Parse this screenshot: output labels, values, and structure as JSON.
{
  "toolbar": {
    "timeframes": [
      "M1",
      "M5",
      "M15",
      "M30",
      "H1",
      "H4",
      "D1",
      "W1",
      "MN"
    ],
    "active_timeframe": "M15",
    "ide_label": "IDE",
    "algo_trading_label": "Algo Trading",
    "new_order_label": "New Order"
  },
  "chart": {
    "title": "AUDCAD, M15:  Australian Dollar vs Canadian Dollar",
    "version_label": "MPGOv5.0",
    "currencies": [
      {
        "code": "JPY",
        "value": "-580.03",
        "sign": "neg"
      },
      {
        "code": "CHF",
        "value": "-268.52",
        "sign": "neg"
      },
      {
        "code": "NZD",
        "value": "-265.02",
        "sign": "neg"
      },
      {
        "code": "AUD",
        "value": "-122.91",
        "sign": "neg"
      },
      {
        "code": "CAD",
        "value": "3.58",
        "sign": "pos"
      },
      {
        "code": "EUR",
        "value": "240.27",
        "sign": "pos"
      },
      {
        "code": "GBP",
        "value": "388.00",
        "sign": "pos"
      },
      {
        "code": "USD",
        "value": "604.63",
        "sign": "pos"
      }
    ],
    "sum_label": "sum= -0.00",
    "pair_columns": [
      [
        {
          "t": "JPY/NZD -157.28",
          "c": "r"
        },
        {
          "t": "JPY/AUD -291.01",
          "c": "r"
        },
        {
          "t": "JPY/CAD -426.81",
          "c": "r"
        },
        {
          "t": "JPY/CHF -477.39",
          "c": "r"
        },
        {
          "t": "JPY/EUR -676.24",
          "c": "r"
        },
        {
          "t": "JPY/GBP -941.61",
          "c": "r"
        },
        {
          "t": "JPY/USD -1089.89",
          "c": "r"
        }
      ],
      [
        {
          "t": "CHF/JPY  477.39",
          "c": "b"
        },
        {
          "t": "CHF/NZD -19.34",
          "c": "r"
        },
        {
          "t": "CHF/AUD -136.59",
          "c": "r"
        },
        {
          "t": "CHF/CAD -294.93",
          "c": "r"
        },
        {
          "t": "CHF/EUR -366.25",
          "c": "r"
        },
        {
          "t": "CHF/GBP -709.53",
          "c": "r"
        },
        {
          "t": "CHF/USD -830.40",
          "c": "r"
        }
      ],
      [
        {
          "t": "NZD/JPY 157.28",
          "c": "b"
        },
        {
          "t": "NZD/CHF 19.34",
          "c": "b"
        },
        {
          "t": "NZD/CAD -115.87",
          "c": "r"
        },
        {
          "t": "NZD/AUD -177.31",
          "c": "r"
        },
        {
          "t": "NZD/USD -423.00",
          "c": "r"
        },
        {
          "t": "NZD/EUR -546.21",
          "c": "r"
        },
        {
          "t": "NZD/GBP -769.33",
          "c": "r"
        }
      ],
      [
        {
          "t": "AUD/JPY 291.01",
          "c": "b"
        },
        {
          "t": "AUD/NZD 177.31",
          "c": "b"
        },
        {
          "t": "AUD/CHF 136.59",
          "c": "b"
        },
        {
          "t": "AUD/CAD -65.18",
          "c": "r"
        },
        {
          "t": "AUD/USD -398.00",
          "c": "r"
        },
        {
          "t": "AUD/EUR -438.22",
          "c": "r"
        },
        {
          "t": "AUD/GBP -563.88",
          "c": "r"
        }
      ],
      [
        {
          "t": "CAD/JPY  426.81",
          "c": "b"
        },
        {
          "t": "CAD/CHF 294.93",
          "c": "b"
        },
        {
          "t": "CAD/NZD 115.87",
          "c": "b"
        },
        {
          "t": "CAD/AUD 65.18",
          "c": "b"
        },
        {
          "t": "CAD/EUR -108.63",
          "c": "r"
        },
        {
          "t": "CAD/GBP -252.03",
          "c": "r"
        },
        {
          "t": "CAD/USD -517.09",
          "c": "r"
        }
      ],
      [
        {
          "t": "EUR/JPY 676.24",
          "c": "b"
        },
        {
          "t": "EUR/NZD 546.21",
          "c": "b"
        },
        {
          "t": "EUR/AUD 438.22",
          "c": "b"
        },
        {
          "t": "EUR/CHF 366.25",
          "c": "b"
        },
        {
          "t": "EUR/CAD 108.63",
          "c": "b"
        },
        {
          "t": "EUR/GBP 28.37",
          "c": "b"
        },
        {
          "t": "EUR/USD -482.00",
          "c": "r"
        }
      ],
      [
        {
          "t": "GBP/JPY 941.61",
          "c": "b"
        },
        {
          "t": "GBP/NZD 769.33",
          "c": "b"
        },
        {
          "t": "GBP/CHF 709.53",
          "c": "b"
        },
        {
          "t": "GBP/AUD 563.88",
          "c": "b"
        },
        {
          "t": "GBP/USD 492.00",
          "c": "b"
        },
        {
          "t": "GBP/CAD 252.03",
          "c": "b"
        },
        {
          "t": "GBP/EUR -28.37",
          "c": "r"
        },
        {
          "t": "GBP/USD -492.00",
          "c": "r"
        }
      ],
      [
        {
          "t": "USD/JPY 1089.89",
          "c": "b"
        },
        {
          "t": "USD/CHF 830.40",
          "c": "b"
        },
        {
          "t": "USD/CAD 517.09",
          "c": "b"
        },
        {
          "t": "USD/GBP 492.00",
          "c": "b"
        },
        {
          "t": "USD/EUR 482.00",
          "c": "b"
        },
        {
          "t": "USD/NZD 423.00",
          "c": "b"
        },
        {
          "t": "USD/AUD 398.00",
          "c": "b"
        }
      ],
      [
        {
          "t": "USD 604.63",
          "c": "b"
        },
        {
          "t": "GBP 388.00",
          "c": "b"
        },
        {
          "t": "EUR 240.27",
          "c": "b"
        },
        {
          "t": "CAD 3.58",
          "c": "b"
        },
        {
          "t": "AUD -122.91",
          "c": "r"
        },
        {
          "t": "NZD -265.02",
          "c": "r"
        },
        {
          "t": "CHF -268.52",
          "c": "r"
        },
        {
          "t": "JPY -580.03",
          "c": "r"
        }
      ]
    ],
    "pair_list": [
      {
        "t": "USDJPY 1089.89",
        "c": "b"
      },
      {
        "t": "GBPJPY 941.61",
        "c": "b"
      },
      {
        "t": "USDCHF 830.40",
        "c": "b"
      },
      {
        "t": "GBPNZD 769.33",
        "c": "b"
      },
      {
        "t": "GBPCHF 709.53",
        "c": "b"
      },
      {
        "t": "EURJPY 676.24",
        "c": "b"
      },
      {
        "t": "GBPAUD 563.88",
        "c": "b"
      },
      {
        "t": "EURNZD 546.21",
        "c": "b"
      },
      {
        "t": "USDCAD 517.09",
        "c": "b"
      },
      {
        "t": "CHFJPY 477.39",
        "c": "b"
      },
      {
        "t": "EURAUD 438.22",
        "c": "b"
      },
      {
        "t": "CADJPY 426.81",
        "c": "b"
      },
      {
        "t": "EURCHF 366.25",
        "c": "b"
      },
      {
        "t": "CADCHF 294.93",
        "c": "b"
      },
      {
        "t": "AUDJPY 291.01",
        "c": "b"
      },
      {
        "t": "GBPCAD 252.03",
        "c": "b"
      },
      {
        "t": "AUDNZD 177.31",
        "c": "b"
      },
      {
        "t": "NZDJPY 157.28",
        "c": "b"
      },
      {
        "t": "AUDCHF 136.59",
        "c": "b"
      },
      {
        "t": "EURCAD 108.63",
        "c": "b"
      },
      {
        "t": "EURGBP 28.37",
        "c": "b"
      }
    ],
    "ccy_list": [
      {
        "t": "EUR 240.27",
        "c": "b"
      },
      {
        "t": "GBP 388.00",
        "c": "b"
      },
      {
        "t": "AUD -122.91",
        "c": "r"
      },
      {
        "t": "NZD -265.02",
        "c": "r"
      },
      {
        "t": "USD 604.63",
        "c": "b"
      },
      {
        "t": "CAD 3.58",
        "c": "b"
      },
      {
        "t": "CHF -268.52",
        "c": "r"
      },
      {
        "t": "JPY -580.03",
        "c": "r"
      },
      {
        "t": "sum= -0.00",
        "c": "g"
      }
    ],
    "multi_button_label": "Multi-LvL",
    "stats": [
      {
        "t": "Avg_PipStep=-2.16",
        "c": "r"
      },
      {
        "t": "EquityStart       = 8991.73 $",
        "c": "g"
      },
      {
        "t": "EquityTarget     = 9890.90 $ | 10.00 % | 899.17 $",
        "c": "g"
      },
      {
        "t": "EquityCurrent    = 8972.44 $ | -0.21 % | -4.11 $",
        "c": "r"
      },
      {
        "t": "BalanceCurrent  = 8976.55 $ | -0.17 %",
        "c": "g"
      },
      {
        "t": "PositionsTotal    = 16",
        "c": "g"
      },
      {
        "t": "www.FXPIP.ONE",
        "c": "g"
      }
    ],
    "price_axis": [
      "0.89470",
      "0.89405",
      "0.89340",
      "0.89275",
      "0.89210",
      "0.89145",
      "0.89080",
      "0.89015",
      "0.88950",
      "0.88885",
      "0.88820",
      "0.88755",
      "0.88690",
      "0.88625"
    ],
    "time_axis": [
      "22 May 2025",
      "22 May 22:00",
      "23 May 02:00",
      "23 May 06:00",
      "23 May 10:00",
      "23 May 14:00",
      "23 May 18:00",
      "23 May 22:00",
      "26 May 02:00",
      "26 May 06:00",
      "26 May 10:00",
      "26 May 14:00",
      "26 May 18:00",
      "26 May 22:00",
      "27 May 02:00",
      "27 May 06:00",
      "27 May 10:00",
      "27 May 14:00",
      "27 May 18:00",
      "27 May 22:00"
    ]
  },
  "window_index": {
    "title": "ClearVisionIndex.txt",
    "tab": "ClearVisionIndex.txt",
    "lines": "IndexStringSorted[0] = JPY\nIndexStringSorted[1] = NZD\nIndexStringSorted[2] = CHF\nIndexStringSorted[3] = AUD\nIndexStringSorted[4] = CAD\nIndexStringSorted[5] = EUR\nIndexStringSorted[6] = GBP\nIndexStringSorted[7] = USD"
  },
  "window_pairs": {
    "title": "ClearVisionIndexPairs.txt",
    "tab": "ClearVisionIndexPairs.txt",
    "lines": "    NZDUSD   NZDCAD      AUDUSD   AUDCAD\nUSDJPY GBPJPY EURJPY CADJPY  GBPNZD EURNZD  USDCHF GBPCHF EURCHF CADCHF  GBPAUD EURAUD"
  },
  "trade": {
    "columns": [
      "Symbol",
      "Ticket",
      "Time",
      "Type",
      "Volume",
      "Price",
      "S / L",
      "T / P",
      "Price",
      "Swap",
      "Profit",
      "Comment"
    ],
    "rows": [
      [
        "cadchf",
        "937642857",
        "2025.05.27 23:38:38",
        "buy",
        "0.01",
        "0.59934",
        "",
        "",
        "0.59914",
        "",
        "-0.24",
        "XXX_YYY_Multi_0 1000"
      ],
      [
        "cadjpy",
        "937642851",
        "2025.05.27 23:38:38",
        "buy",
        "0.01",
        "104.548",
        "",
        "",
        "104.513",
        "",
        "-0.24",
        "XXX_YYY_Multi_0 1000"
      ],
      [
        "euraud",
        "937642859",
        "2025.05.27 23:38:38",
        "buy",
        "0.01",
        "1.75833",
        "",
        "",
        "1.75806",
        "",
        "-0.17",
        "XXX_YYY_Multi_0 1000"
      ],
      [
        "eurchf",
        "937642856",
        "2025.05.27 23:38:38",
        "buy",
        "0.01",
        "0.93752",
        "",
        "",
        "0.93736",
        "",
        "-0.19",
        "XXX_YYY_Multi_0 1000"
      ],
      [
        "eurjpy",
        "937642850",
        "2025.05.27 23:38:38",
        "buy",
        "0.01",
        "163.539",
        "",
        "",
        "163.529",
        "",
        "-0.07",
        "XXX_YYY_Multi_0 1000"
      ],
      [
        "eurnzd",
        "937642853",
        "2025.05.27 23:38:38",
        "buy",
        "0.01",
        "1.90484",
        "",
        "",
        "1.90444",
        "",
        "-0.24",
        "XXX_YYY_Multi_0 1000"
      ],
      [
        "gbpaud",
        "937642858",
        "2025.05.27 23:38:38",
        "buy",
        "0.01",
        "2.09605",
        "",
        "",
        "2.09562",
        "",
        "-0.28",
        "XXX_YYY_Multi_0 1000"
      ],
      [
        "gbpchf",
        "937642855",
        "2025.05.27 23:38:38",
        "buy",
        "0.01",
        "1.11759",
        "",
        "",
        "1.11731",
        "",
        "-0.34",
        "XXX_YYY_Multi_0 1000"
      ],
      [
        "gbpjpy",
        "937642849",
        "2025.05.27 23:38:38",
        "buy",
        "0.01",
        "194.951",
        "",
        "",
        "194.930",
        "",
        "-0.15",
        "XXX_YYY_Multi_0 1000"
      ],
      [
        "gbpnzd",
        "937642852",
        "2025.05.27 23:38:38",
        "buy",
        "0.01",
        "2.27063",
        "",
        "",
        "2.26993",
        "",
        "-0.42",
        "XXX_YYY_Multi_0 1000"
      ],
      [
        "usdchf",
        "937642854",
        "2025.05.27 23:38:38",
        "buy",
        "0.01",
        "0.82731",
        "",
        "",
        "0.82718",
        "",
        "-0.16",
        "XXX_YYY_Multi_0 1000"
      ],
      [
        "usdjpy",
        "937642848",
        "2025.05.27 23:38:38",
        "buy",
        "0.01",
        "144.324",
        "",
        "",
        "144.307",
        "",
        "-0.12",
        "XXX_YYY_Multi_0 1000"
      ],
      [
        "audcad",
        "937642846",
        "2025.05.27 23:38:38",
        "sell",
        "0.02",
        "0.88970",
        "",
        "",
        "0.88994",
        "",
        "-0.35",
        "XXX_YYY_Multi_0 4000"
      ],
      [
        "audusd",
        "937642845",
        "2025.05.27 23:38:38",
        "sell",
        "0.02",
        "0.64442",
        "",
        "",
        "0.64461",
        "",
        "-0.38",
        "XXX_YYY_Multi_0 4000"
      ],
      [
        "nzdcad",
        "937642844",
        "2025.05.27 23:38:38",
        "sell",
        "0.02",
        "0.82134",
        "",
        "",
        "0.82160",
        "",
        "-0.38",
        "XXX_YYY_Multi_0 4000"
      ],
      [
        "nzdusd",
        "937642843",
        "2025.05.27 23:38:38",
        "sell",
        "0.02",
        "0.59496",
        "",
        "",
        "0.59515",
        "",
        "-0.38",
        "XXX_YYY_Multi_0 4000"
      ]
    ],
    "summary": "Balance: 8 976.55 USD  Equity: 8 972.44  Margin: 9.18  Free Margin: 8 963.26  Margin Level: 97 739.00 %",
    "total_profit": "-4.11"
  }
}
---
* [TO DO] For each line in the data above that contains the string "lines", extract the line.

* [OUTPUT OF THE TASK]
    "lines": "IndexStringSorted[0] = JPY\nIndexStringSorted[1] = NZD\nIndexStringSorted[2] = CHF\nIndexStringSorted[3] = AUD\nIndexStringSorted[4] = CAD\nIndexStringSorted[5] = EUR\nIndexStringSorted[6] = GBP\nIndexStringSorted[7] = USD"
    "lines": "    NZDUSD   NZDCAD      AUDUSD   AUDCAD\nUSDJPY GBPJPY EURJPY CADJPY  GBPNZD EURNZD  USDCHF GBPCHF EURCHF CADCHF  GBPAUD EURAUD"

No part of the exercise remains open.